--- Begin ---
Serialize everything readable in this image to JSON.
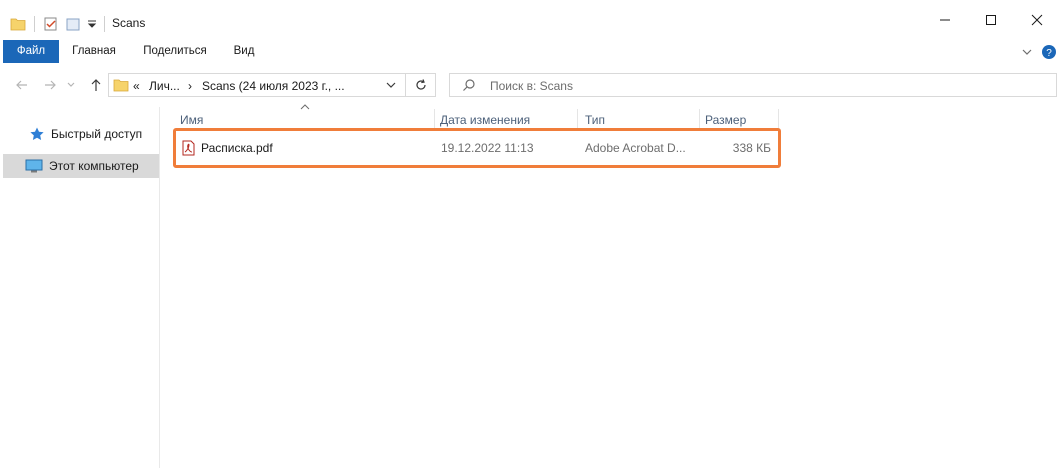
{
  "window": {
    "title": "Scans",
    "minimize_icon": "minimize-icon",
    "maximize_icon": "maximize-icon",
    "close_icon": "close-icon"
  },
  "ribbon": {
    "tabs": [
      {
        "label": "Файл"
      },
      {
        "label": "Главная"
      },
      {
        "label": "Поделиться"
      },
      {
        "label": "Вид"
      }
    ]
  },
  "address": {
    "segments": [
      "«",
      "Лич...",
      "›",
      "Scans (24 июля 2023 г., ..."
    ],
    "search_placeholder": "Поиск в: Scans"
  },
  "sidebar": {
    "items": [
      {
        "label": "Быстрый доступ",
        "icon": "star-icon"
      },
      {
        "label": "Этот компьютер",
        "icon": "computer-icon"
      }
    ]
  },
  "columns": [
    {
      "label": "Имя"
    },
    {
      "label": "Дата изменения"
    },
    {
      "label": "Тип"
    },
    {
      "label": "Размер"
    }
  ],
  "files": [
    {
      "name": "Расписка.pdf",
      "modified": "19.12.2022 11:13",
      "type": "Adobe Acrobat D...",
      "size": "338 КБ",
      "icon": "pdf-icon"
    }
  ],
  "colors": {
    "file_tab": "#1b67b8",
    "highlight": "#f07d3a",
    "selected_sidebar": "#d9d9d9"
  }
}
--- End ---
Problem requirements =>
List all lines from the entries that include the word "Scans".

Solution to the problem =>
    "title": "Scans",
      "Scans (24 июля 2023 г., ..."
    "search_placeholder": "Поиск в: Scans"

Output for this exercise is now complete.